» **Supplied material**:
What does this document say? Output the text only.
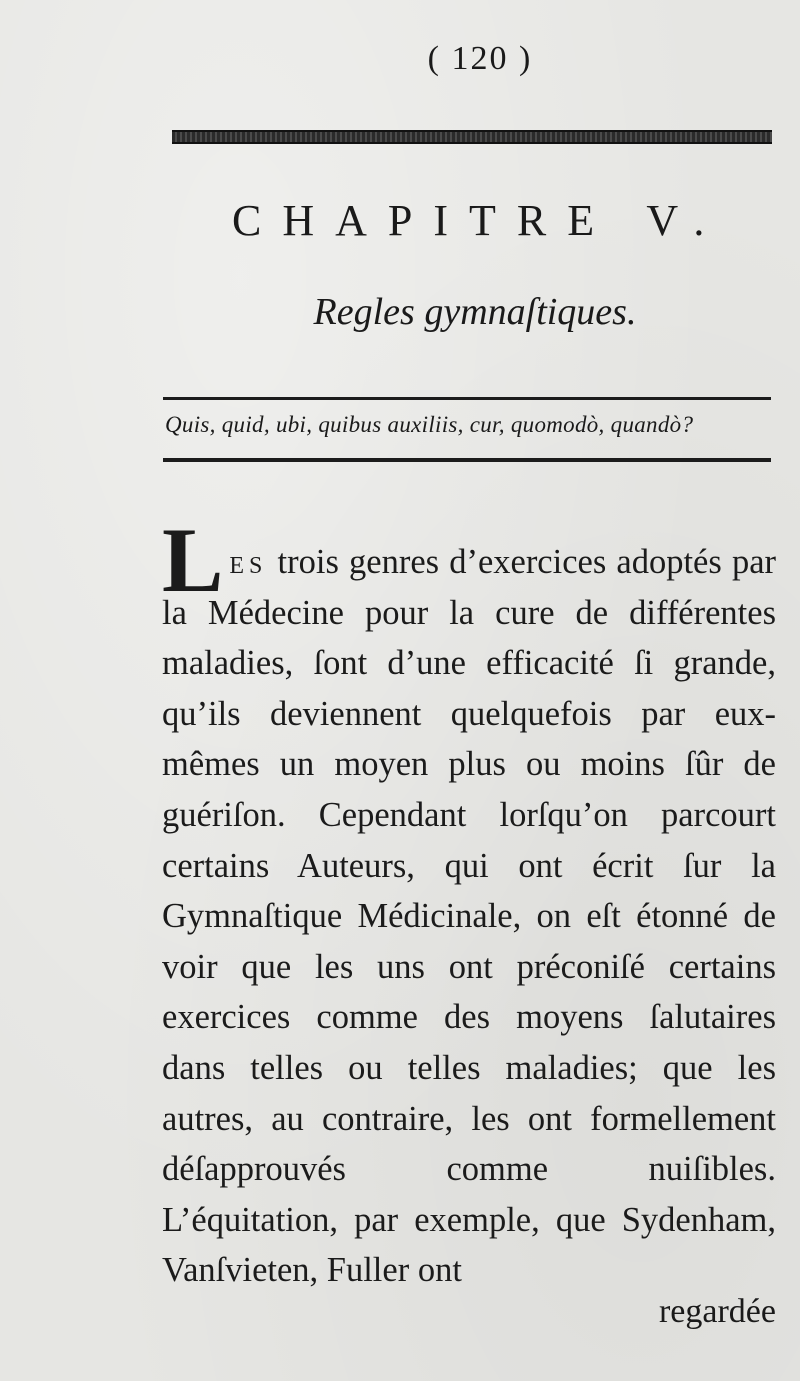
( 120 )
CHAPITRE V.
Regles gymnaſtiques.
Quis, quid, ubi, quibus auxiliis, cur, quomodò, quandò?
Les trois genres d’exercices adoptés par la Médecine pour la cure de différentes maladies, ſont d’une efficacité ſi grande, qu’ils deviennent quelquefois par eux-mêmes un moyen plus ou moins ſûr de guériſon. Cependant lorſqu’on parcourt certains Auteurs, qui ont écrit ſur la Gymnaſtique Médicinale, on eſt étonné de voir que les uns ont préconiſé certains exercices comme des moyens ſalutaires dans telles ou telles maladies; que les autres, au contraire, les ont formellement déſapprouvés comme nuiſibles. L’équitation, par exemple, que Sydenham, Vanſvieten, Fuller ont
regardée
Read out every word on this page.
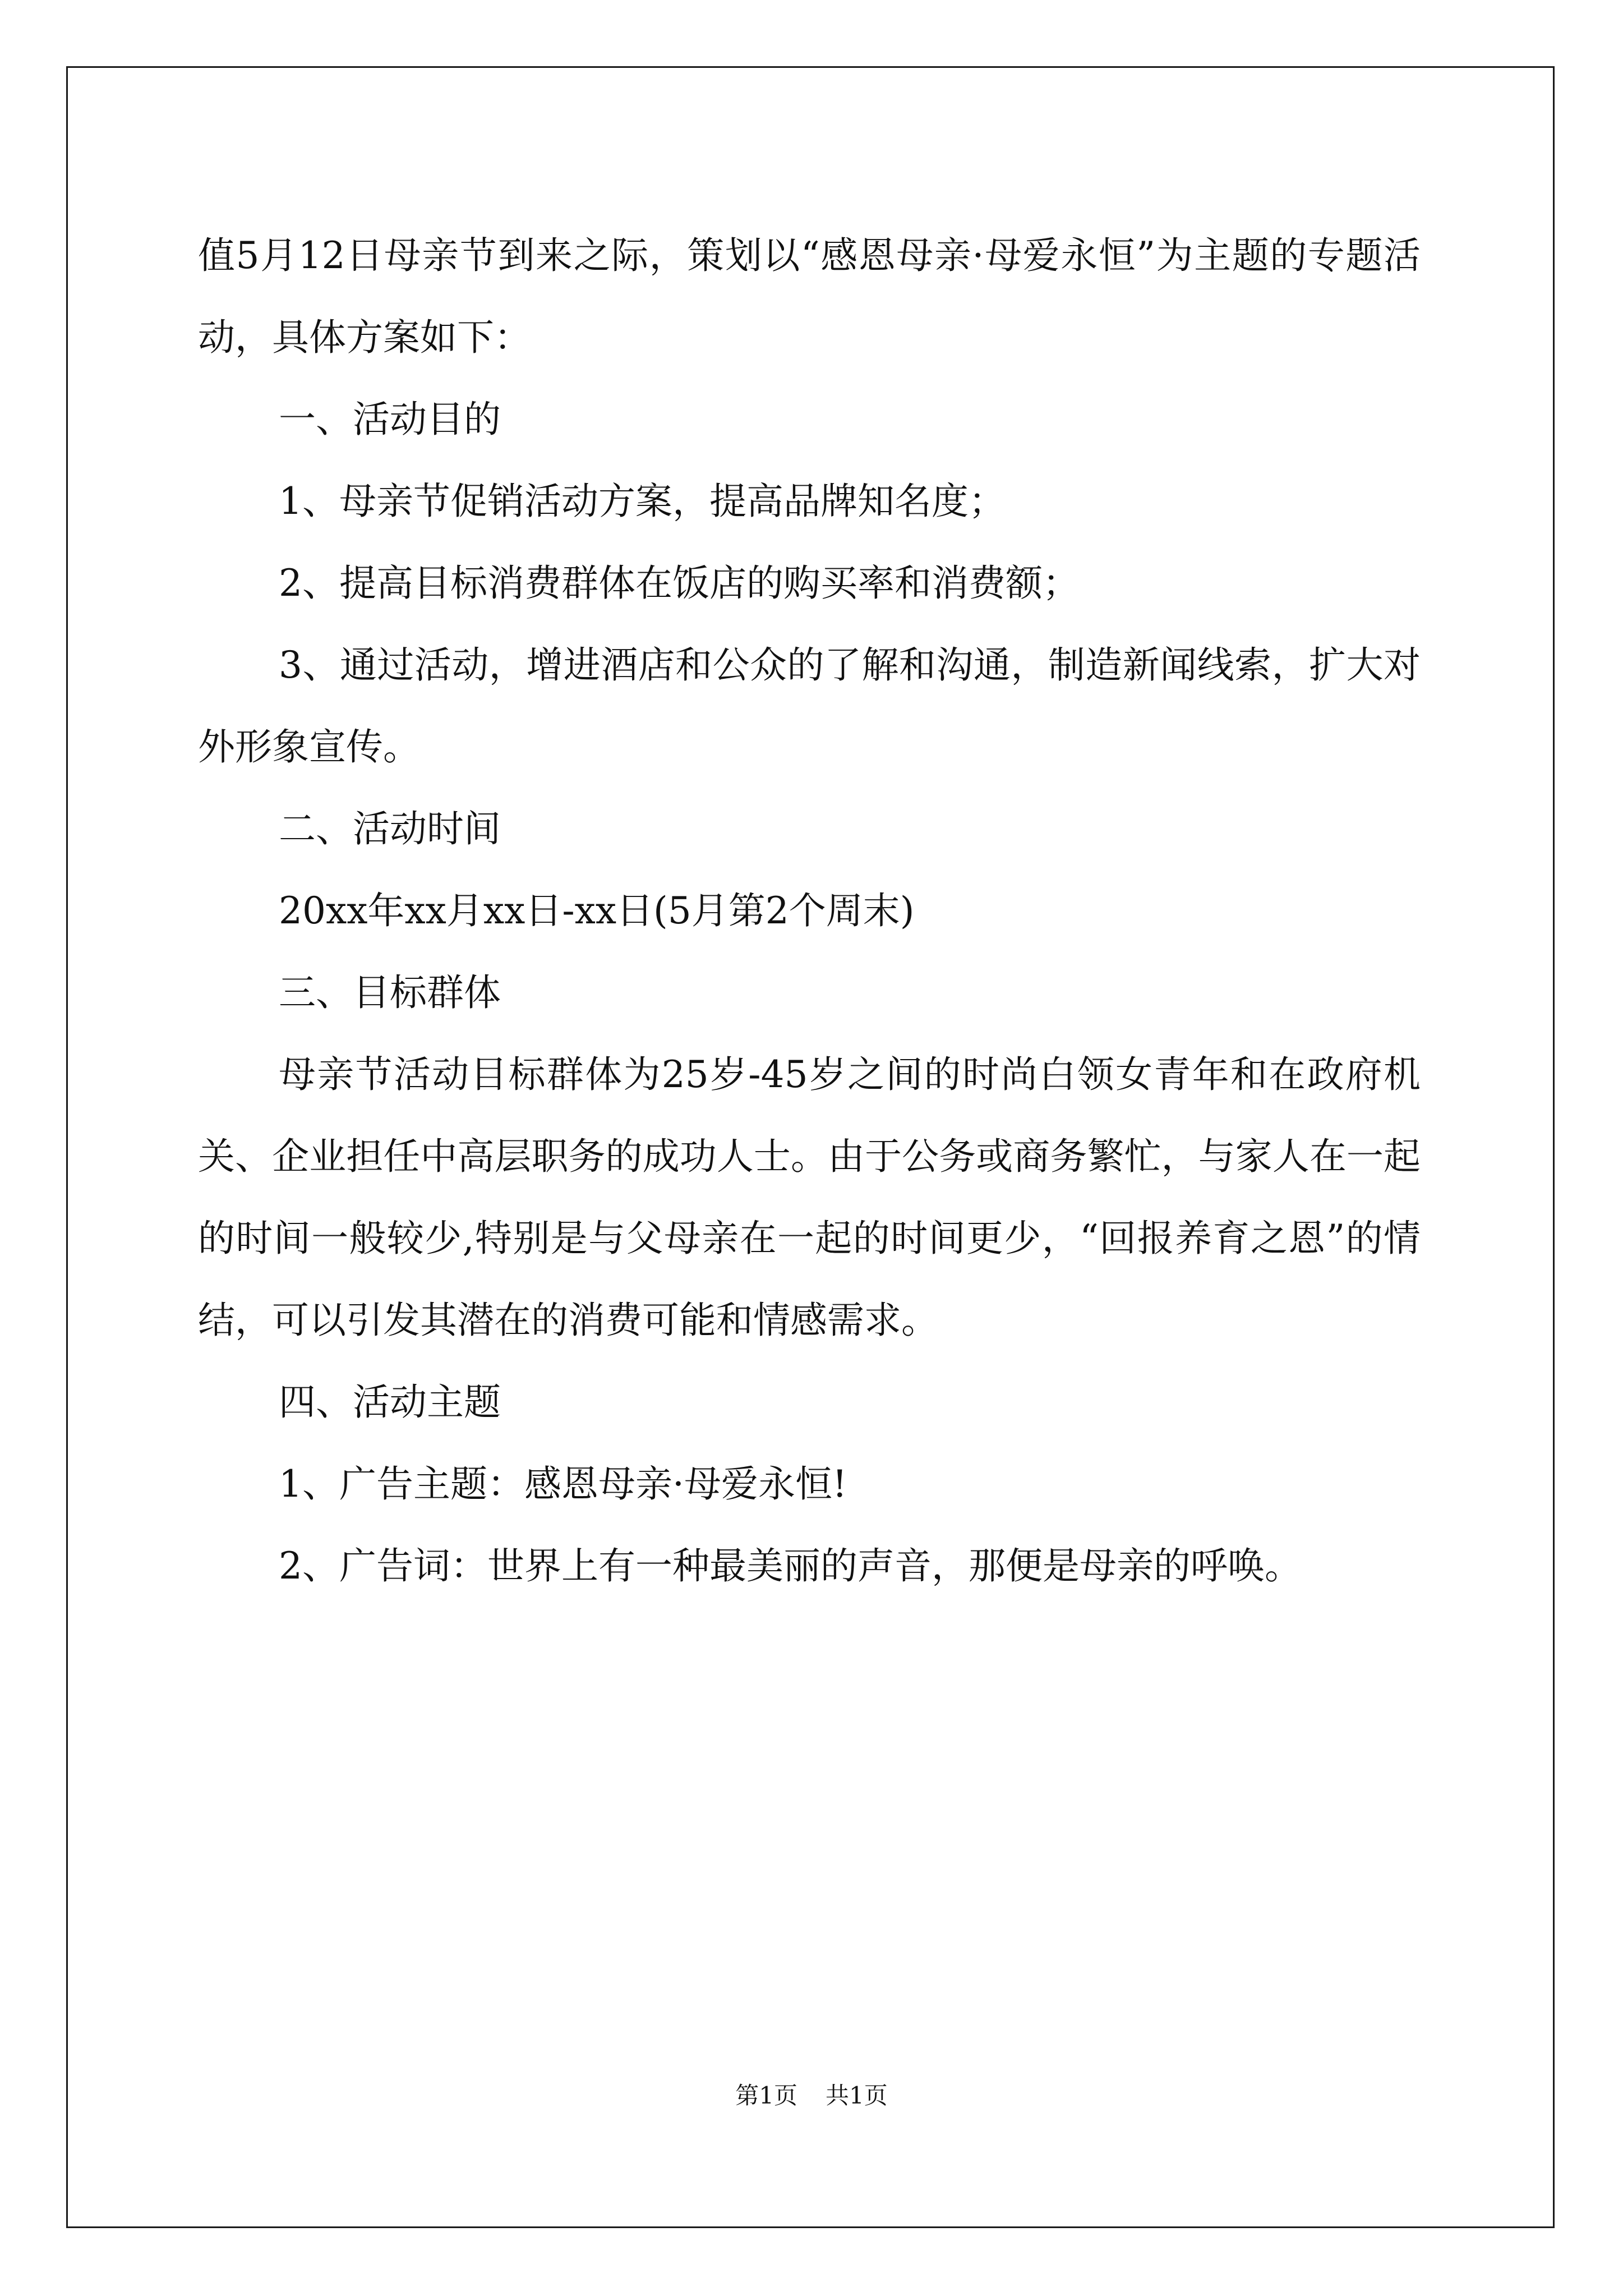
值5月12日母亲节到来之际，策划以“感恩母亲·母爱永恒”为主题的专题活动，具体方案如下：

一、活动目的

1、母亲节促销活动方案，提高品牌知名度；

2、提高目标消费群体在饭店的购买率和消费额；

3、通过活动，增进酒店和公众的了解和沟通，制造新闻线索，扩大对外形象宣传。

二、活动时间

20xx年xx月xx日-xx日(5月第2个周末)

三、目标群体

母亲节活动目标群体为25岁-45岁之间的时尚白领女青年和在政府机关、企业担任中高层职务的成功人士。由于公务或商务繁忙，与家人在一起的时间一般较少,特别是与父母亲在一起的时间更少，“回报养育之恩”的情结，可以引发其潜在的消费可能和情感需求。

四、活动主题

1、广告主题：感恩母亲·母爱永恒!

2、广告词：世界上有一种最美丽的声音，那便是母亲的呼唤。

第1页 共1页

» **What the task requires**: Output the data exactly. Pictures don't belong in the result.

» **Answer to the exercise**:
What does this document say? Output the text only.
( 120 )
CHAPITRE V.
Regles gymnaſtiques.
Quis, quid, ubi, quibus auxiliis, cur, quomodò, quandò?
Les trois genres d’exercices adoptés par la Médecine pour la cure de différentes maladies, ſont d’une efficacité ſi grande, qu’ils deviennent quelquefois par eux-mêmes un moyen plus ou moins ſûr de guériſon. Cependant lorſqu’on parcourt certains Auteurs, qui ont écrit ſur la Gymnaſtique Médicinale, on eſt étonné de voir que les uns ont préconiſé certains exercices comme des moyens ſalutaires dans telles ou telles maladies; que les autres, au contraire, les ont formellement déſapprouvés comme nuiſibles. L’équitation, par exemple, que Sydenham, Vanſvieten, Fuller ont
regardée
Read out every word on this page.
值5月12日母亲节到来之际，策划以“感恩母亲·母爱永恒”为主题的专题活动，具体方案如下：

一、活动目的

1、母亲节促销活动方案，提高品牌知名度；

2、提高目标消费群体在饭店的购买率和消费额；

3、通过活动，增进酒店和公众的了解和沟通，制造新闻线索，扩大对外形象宣传。

二、活动时间

20xx年xx月xx日-xx日(5月第2个周末)

三、目标群体

母亲节活动目标群体为25岁-45岁之间的时尚白领女青年和在政府机关、企业担任中高层职务的成功人士。由于公务或商务繁忙，与家人在一起的时间一般较少,特别是与父母亲在一起的时间更少，“回报养育之恩”的情结，可以引发其潜在的消费可能和情感需求。

四、活动主题

1、广告主题：感恩母亲·母爱永恒!

2、广告词：世界上有一种最美丽的声音，那便是母亲的呼唤。

第1页 共1页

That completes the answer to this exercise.